---------- Extrait choisi

10 septembre 2012
Festin musical à Montreux

Depuis plus d’un siècle la Riviera vaudoise a su faire profiter de la clémence de son micro-climat météorologique autant que politique et fiscal – ainsi Nabokov s’y est-il réfugié pendant la seconde guerre mondiale, dans une aile du célèbre Montreux Palace. Si les amateurs de jazz s’y donnent rendez-vous pour un festival devenu éclectique, les mélomanes retiennent dans leur agenda le Septembre musical avec pour le week-end d’ouverture, le Royal Philharmonic Orchestra qui a pris ses quartiers au bord du lac Léman. Le premier de leur concert à l’Auditorium Stravinski révèle le vainqueur du concours Tchaïkovski de l’année précédente, l’incroyable Daniil Trifonov ; dans le Troisième Concerto de Rachmaninov, d’une virtuosité redoutable parfois à la limite du mauvais goût, le pianiste russe, âgé de seulement vingt-et-un ans, démontre une assurance conquérante à couper le souffle. Habité par la musique, son visage d’adolescent se transfigure littéralement. Avec une transcription d’un lied de Schumann par Liszt donné en bis, le public enthousiasmé a pu encore apprécier la maturité de cet interprète acccompli à la carrière prometteuse.

--------------------

(À faire)
**a.** Reformulez sous forme de liste à puces le paragraphe de l'extrait choisi qui commence par « Depuis plus d'un siècle », en conservant ses faits principaux.
**b.** Mettez sous forme de liste JSON de chaînes, une chaîne par ligne et sans les lignes vides, uniquement les lignes des entrées allant de la ligne contenant « x-tick-label: 500 [581, 348, 605, 363] » jusqu'à la ligne contenant « x-axis-label: Wavelength (nm) [1358, 365, 1466, 380] » incluse.

---------- Données fournies

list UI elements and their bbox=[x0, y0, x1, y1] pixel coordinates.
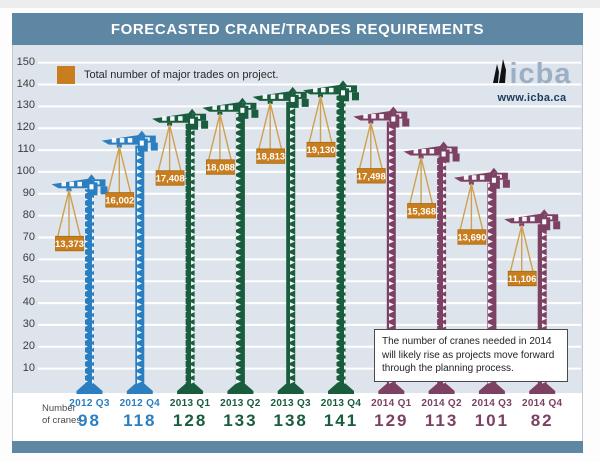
crane-2014-q4: 11,106 bbox=[504, 209, 561, 394]
icba-logo: icba www.icba.ca bbox=[482, 58, 582, 104]
trades-count-value: 13,373 bbox=[55, 239, 84, 250]
icba-logo-icon bbox=[492, 58, 507, 89]
y-tick-label: 20 bbox=[22, 339, 35, 352]
crane-2013-q4: 19,130 bbox=[303, 80, 359, 394]
crane-count-value: 118 bbox=[123, 411, 157, 430]
y-tick-label: 50 bbox=[22, 274, 35, 287]
y-tick-label: 10 bbox=[22, 361, 35, 374]
crane-count-value: 129 bbox=[374, 411, 409, 430]
crane-count-value: 113 bbox=[424, 411, 459, 430]
trades-count-label-box bbox=[105, 192, 135, 208]
trades-count-label-box bbox=[457, 229, 487, 245]
y-tick-label: 80 bbox=[22, 208, 35, 221]
page-top-strip bbox=[0, 0, 600, 8]
x-category-2014-q3: 2014 Q3 101 bbox=[465, 398, 519, 431]
x-category-2012-q4: 2012 Q4 118 bbox=[113, 398, 167, 431]
crane-count-value: 141 bbox=[323, 411, 359, 430]
quarter-label: 2014 Q2 bbox=[421, 398, 462, 409]
trades-count-value: 18,813 bbox=[256, 152, 285, 163]
legend-label: Total number of major trades on project. bbox=[84, 69, 279, 81]
trades-count-label-box bbox=[356, 168, 386, 184]
quarter-label: 2013 Q4 bbox=[320, 398, 362, 409]
y-tick-label: 30 bbox=[22, 317, 35, 330]
trades-count-label-box bbox=[55, 235, 84, 252]
y-tick-label: 140 bbox=[16, 77, 35, 90]
x-category-2013-q3: 2013 Q3 138 bbox=[264, 398, 318, 431]
crane-count-value: 133 bbox=[223, 411, 258, 430]
crane-2012-q3: 13,373 bbox=[51, 174, 108, 394]
trades-count-value: 11,106 bbox=[508, 274, 537, 285]
x-category-2014-q1: 2014 Q1 129 bbox=[364, 398, 418, 431]
x-category-2013-q4: 2013 Q4 141 bbox=[314, 398, 368, 431]
crane-2014-q3: 13,690 bbox=[453, 167, 510, 394]
annotation-text: The number of cranes needed in 2014 will… bbox=[382, 336, 555, 374]
crane-2013-q3: 18,813 bbox=[252, 86, 309, 394]
chart-title-bar: FORECASTED CRANE/TRADES REQUIREMENTS bbox=[12, 13, 583, 45]
x-category-2012-q3: 2012 Q3 98 bbox=[63, 398, 117, 431]
x-category-2013-q1: 2013 Q1 128 bbox=[163, 398, 217, 431]
trades-count-label-box bbox=[155, 170, 185, 186]
trades-count-value: 17,408 bbox=[156, 174, 185, 185]
quarter-label: 2012 Q4 bbox=[119, 398, 161, 409]
x-axis-row-label: Number of cranes bbox=[42, 403, 82, 426]
crane-2013-q2: 18,088 bbox=[202, 97, 259, 394]
crane-2014-q2: 15,368 bbox=[403, 141, 460, 394]
quarter-label: 2014 Q3 bbox=[471, 398, 513, 409]
quarter-label: 2012 Q3 bbox=[69, 398, 110, 409]
quarter-label: 2014 Q4 bbox=[521, 398, 563, 409]
y-tick-label: 120 bbox=[16, 121, 35, 134]
trades-count-label-box bbox=[256, 148, 286, 164]
quarter-label: 2013 Q3 bbox=[270, 398, 311, 409]
y-tick-label: 70 bbox=[22, 230, 35, 243]
crane-2014-q1: 17,498 bbox=[353, 106, 410, 394]
quarter-label: 2014 Q1 bbox=[371, 398, 412, 409]
y-tick-label: 60 bbox=[22, 252, 35, 265]
y-tick-label: 40 bbox=[22, 296, 35, 309]
x-category-2014-q4: 2014 Q4 82 bbox=[515, 398, 569, 431]
trades-count-label-box bbox=[306, 141, 336, 158]
trades-count-value: 15,368 bbox=[407, 206, 436, 217]
trades-count-value: 13,690 bbox=[457, 233, 486, 244]
crane-count-value: 98 bbox=[78, 411, 101, 430]
y-tick-label: 150 bbox=[16, 55, 35, 68]
quarter-label: 2013 Q2 bbox=[220, 398, 261, 409]
trades-count-label-box bbox=[507, 270, 537, 287]
chart-title: FORECASTED CRANE/TRADES REQUIREMENTS bbox=[110, 20, 485, 38]
icba-brand-text: icba bbox=[509, 58, 572, 90]
y-tick-label: 90 bbox=[22, 186, 35, 199]
trades-count-value: 16,002 bbox=[105, 195, 134, 206]
x-category-2013-q2: 2013 Q2 133 bbox=[213, 398, 267, 431]
footer-bar bbox=[12, 441, 583, 453]
trades-count-label-box bbox=[407, 203, 437, 219]
legend-swatch-orange bbox=[57, 66, 75, 84]
crane-count-value: 82 bbox=[530, 411, 554, 430]
trades-count-value: 19,130 bbox=[306, 145, 335, 156]
crane-2013-q1: 17,408 bbox=[152, 108, 209, 394]
quarter-label: 2013 Q1 bbox=[169, 398, 211, 409]
y-tick-label: 130 bbox=[16, 99, 35, 112]
y-tick-label: 110 bbox=[17, 143, 35, 156]
crane-2012-q4: 16,002 bbox=[101, 130, 158, 394]
trades-count-value: 17,498 bbox=[357, 171, 386, 182]
crane-count-value: 128 bbox=[172, 411, 208, 430]
trades-count-label-box bbox=[205, 159, 235, 175]
trades-count-value: 18,088 bbox=[206, 163, 235, 174]
y-tick-label: 100 bbox=[16, 164, 35, 177]
legend: Total number of major trades on project. bbox=[57, 66, 278, 84]
crane-count-value: 138 bbox=[273, 411, 308, 430]
x-category-2014-q2: 2014 Q2 113 bbox=[415, 398, 469, 431]
annotation-box: The number of cranes needed in 2014 will… bbox=[374, 329, 568, 382]
crane-count-value: 101 bbox=[474, 411, 510, 430]
icba-url: www.icba.ca bbox=[497, 92, 567, 104]
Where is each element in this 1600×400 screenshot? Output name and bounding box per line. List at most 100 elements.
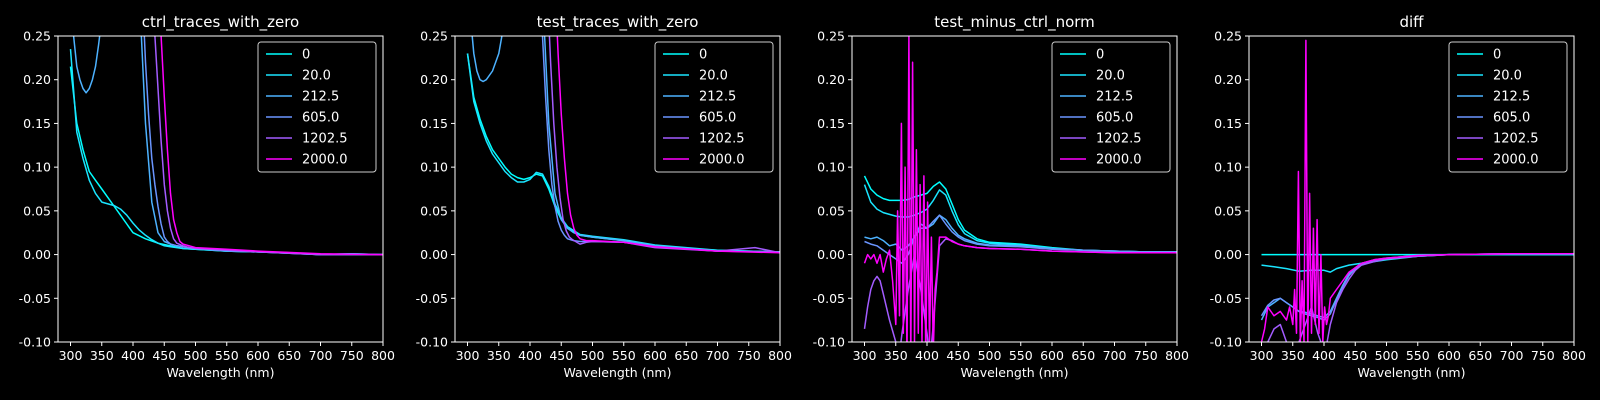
x-tick-label: 500 [581, 348, 605, 363]
legend-entry: 2000.0 [699, 153, 745, 168]
x-tick-label: 500 [184, 348, 208, 363]
x-tick-label: 350 [90, 348, 114, 363]
panel-1: 300 350 400 450 500 550 600 650 700 750 800 -0.10 -0… [19, 13, 395, 380]
legend-entry: 0 [1493, 48, 1501, 63]
legend-entry: 212.5 [699, 90, 736, 105]
x-tick-label: 650 [674, 348, 698, 363]
legend-entry: 0 [1096, 48, 1104, 63]
x-tick-label: 400 [121, 348, 145, 363]
legend-entry: 1202.5 [699, 132, 745, 147]
x-axis-label: Wavelength (nm) [1358, 365, 1466, 380]
series-line [1260, 39, 1574, 342]
x-tick-label: 750 [340, 348, 364, 363]
y-tick-label: 0.00 [420, 247, 448, 262]
legend-entry: 1202.5 [1096, 132, 1142, 147]
x-tick-label: 300 [456, 348, 480, 363]
legend-entry: 0 [302, 48, 310, 63]
x-tick-label: 450 [1343, 348, 1367, 363]
x-tick-label: 350 [487, 348, 511, 363]
panels: 300 350 400 450 500 550 600 650 700 750 800 -0.10 -0… [19, 13, 1586, 380]
legend-entry: 20.0 [302, 69, 331, 84]
y-tick-label: 0.25 [1214, 29, 1242, 44]
y-tick-label: 0.20 [1214, 72, 1242, 87]
x-tick-label: 450 [946, 348, 970, 363]
legend-entry: 1202.5 [1493, 132, 1539, 147]
series-line [471, 36, 780, 253]
y-tick-label: 0.15 [1214, 116, 1242, 131]
y-tick-label: 0.10 [420, 160, 448, 175]
legend-entry: 1202.5 [302, 132, 348, 147]
series-line [154, 36, 383, 256]
legend-entry: 605.0 [699, 111, 736, 126]
series-line [863, 36, 1177, 342]
y-tick-label: -0.10 [416, 335, 448, 350]
legend-entry: 2000.0 [1096, 153, 1142, 168]
legend: 0 20.0 212.5 605.0 1202.5 2000.0 [1448, 41, 1568, 173]
x-tick-label: 550 [215, 348, 239, 363]
series-group [1260, 39, 1574, 342]
y-tick-label: 0.10 [23, 160, 51, 175]
plot-frame [1248, 35, 1575, 343]
series-line [1267, 252, 1574, 342]
y-tick-label: -0.10 [1210, 335, 1242, 350]
legend-entry: 0 [699, 48, 707, 63]
plot-frame [851, 35, 1178, 343]
x-tick-label: 350 [1281, 348, 1305, 363]
series-line [466, 53, 780, 253]
series-group [69, 36, 383, 256]
panel-title: test_traces_with_zero [537, 13, 699, 32]
y-tick-label: -0.05 [1210, 291, 1242, 306]
x-tick-label: 350 [884, 348, 908, 363]
x-axis-label: Wavelength (nm) [167, 365, 275, 380]
x-tick-label: 700 [309, 348, 333, 363]
legend-entry: 605.0 [1493, 111, 1530, 126]
x-tick-label: 550 [612, 348, 636, 363]
y-tick-label: 0.05 [23, 203, 51, 218]
x-tick-label: 800 [768, 348, 792, 363]
y-tick-label: 0.25 [817, 29, 845, 44]
x-tick-label: 700 [1500, 348, 1524, 363]
x-tick-label: 600 [643, 348, 667, 363]
y-tick-label: 0.25 [420, 29, 448, 44]
panel-3: 300 350 400 450 500 550 600 650 700 750 800 -0.10 -0… [813, 13, 1189, 380]
x-tick-label: 800 [371, 348, 395, 363]
panel-4: 300 350 400 450 500 550 600 650 700 750 800 -0.10 -0… [1210, 13, 1586, 380]
x-tick-label: 500 [1375, 348, 1399, 363]
panel-title: test_minus_ctrl_norm [934, 13, 1095, 32]
plot-frame [454, 35, 781, 343]
x-tick-label: 400 [915, 348, 939, 363]
plot-frame [57, 35, 384, 343]
legend: 0 20.0 212.5 605.0 1202.5 2000.0 [654, 41, 774, 173]
y-tick-label: 0.15 [420, 116, 448, 131]
panel-title: ctrl_traces_with_zero [142, 13, 299, 32]
x-tick-label: 450 [152, 348, 176, 363]
legend: 0 20.0 212.5 605.0 1202.5 2000.0 [1051, 41, 1171, 173]
series-line [863, 175, 1177, 253]
legend-entry: 212.5 [1096, 90, 1133, 105]
x-axis-label: Wavelength (nm) [564, 365, 672, 380]
x-axis-label: Wavelength (nm) [961, 365, 1069, 380]
x-tick-label: 550 [1406, 348, 1430, 363]
y-tick-label: 0.15 [23, 116, 51, 131]
x-tick-label: 800 [1562, 348, 1586, 363]
y-tick-label: 0.05 [817, 203, 845, 218]
y-tick-label: 0.00 [1214, 247, 1242, 262]
panel-2: 300 350 400 450 500 550 600 650 700 750 800 -0.10 -0… [416, 13, 792, 380]
x-tick-label: 700 [1103, 348, 1127, 363]
x-tick-label: 650 [1071, 348, 1095, 363]
legend-entry: 2000.0 [1493, 153, 1539, 168]
x-tick-label: 700 [706, 348, 730, 363]
legend-entry: 605.0 [302, 111, 339, 126]
y-tick-label: 0.05 [420, 203, 448, 218]
x-tick-label: 400 [1312, 348, 1336, 363]
legend-entry: 212.5 [302, 90, 339, 105]
y-tick-label: 0.20 [23, 72, 51, 87]
series-line [556, 36, 780, 254]
series-group [863, 36, 1177, 342]
x-tick-label: 550 [1009, 348, 1033, 363]
panel-title: diff [1399, 13, 1424, 31]
x-tick-label: 750 [1531, 348, 1555, 363]
y-tick-label: -0.10 [19, 335, 51, 350]
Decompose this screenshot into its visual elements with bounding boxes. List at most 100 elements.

--------------------

(Solutions détaillées)
**a.**
- Depuis plus d'un siècle, la Riviera vaudoise fait profiter de son micro-climat météorologique, politique et fiscal.
- Nabokov s'y est réfugié pendant la Seconde Guerre mondiale, dans une aile du Montreux Palace.
- Les amateurs de jazz s'y retrouvent pour un festival devenu éclectique.
- Les mélomanes retiennent le Septembre musical, dont le week-end d'ouverture accueille le Royal Philharmonic Orchestra au bord du lac Léman.
- Le premier concert, à l'Auditorium Stravinski, révèle Daniil Trifonov, vainqueur du concours Tchaïkovski de l'année précédente.
- Dans le Troisième Concerto de Rachmaninov, ce pianiste russe de vingt-et-un ans montre une assurance conquérante à couper le souffle, et son visage se transfigure.
- En bis, il donne une transcription par Liszt d'un lied de Schumann, et le public enthousiaste apprécie la maturité de cet interprète à la carrière prometteuse.

**b.**
[
  "x-tick-label: 500 [581, 348, 605, 363]",
  "legend-entry: 2000.0 [699, 153, 745, 168]",
  "x-tick-label: 500 [184, 348, 208, 363]",
  "x-tick-label: 350 [90, 348, 114, 363]",
  "panel-1: 300 350 400 450 500 550 600 650 700 750 800 -0.10 -0… [19, 13, 395, 380]",
  "legend-entry: 0 [1493, 48, 1501, 63]",
  "legend-entry: 212.5 [699, 90, 736, 105]",
  "x-tick-label: 650 [674, 348, 698, 363]",
  "legend-entry: 0 [1096, 48, 1104, 63]",
  "x-tick-label: 400 [121, 348, 145, 363]",
  "legend-entry: 1202.5 [699, 132, 745, 147]",
  "x-axis-label: Wavelength (nm) [1358, 365, 1466, 380]"
]